## begin

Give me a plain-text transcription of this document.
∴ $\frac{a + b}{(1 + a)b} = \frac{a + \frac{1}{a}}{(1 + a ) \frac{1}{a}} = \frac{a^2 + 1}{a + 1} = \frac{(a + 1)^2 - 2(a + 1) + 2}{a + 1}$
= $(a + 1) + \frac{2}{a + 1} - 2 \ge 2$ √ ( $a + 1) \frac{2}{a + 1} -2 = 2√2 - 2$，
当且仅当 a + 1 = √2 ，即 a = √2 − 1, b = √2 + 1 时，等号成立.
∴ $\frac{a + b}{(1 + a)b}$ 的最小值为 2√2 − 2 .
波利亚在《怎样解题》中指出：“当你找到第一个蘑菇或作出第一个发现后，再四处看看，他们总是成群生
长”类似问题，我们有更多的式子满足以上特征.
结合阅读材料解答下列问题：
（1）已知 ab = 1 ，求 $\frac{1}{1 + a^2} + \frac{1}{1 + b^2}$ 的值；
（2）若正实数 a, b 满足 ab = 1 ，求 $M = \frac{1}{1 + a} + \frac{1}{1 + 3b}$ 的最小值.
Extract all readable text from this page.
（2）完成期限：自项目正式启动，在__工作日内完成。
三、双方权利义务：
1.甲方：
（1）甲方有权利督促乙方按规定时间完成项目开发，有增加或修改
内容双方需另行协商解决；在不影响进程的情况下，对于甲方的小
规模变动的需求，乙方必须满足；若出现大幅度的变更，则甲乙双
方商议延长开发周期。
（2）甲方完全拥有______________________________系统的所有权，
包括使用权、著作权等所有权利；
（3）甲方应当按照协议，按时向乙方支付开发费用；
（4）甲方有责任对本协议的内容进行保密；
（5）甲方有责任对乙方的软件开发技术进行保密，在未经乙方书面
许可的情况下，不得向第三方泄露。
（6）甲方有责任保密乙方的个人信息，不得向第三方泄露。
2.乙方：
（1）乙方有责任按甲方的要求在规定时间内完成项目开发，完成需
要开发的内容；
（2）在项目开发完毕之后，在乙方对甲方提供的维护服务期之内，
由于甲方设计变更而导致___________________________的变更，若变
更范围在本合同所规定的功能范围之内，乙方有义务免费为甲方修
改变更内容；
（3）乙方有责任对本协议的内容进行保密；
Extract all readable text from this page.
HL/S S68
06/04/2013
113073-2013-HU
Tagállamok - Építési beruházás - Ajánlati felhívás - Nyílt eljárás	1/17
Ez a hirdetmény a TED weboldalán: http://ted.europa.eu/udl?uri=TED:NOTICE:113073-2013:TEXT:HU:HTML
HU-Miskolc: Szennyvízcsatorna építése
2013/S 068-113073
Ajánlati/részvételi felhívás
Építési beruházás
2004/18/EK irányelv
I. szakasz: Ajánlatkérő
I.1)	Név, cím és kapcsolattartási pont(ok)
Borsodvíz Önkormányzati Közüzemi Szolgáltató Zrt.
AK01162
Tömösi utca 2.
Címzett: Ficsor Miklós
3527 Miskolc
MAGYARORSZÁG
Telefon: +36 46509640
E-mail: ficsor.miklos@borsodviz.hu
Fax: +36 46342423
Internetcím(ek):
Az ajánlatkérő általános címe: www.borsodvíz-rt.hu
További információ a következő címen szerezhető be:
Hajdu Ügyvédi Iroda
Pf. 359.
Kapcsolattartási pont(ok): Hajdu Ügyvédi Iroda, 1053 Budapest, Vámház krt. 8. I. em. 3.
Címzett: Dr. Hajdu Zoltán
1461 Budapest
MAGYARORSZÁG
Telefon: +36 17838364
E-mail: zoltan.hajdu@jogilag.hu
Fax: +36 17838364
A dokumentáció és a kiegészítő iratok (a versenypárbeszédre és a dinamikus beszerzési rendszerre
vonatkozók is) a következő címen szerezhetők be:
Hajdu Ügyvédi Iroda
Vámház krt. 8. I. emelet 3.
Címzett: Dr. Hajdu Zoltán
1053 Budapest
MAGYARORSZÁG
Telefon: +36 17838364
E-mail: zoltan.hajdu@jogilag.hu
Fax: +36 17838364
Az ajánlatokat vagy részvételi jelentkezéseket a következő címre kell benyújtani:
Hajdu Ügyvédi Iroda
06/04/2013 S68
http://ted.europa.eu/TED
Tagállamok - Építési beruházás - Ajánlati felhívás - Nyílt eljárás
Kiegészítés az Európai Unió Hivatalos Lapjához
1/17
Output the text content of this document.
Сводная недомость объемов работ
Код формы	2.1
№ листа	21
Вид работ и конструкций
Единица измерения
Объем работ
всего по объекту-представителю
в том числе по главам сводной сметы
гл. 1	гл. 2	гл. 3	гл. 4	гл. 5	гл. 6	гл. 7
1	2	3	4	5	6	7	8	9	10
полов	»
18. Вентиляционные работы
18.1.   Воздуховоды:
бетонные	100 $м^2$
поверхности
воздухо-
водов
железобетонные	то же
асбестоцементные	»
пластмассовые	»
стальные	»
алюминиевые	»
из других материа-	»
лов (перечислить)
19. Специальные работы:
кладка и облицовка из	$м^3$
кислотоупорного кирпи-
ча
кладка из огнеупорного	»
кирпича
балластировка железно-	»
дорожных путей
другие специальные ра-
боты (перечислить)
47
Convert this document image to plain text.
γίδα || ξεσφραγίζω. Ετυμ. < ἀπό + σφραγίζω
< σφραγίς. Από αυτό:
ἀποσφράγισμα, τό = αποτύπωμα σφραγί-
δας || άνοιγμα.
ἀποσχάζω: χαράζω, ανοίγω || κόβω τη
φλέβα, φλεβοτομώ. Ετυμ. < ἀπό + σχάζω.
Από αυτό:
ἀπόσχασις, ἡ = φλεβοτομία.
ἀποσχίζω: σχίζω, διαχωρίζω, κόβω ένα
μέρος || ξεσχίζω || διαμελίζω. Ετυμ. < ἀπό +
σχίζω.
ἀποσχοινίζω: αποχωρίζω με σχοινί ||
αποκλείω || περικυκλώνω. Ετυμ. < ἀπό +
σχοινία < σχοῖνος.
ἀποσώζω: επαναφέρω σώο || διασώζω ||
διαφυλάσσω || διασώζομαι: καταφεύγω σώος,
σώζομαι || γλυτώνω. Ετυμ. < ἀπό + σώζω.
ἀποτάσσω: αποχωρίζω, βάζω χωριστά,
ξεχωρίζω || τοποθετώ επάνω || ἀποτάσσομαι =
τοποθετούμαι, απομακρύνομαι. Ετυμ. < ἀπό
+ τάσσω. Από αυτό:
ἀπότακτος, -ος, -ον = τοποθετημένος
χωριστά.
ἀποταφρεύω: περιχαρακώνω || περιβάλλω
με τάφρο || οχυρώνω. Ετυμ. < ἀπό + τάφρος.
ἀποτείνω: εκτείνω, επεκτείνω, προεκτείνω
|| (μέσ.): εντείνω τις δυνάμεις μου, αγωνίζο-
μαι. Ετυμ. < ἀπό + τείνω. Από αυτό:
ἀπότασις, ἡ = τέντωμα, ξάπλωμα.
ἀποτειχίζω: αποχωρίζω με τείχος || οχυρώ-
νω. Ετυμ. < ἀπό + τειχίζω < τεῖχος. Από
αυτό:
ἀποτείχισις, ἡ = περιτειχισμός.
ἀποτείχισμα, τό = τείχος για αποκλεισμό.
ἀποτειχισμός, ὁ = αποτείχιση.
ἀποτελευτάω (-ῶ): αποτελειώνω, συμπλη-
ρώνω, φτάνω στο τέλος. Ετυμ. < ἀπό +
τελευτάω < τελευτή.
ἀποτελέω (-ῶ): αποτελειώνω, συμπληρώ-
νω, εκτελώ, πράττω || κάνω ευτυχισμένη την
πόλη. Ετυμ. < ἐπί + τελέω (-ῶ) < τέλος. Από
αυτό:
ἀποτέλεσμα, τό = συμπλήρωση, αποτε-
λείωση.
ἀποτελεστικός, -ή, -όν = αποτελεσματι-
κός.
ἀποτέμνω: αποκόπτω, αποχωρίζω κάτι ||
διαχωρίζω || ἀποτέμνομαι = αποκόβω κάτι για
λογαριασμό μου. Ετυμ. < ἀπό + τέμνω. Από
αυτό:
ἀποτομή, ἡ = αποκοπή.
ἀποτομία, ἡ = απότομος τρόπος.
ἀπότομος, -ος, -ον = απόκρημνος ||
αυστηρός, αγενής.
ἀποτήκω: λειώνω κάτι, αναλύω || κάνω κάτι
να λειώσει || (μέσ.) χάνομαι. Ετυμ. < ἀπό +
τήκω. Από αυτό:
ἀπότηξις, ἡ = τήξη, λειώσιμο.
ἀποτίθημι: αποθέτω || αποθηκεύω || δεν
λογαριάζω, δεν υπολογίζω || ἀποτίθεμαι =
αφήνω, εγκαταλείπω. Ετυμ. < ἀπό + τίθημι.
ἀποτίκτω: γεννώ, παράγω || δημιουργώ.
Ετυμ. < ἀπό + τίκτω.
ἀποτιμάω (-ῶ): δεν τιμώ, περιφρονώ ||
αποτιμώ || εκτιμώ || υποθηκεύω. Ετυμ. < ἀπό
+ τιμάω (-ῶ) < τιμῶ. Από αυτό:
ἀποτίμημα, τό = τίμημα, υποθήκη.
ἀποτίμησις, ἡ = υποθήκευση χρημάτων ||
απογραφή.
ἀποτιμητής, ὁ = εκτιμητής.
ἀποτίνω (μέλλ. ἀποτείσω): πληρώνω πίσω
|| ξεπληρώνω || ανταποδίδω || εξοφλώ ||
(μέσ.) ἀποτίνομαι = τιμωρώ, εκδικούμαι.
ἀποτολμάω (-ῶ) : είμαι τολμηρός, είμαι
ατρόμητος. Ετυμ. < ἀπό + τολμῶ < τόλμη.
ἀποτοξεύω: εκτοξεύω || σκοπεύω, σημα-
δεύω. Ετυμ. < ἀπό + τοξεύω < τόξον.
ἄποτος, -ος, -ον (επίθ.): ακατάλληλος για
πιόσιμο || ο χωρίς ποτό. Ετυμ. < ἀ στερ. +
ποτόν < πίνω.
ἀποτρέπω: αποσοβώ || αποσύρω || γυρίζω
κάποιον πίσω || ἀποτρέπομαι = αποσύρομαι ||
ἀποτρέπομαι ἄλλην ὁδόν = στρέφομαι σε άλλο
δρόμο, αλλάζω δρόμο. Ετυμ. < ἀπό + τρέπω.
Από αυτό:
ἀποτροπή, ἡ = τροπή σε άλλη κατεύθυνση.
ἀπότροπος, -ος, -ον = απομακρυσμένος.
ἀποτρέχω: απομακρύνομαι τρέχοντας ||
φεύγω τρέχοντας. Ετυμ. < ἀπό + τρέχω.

## end

■ **DO THIS**
Check the data for the word "αποτελειώνω" and pull out the lines that have it.

■ **ANSWER FOR THIS EXERCISE**
ἀποτελευτάω (-ῶ): αποτελειώνω, συμπλη-
ἀποτελέω (-ῶ): αποτελειώνω, συμπληρώ-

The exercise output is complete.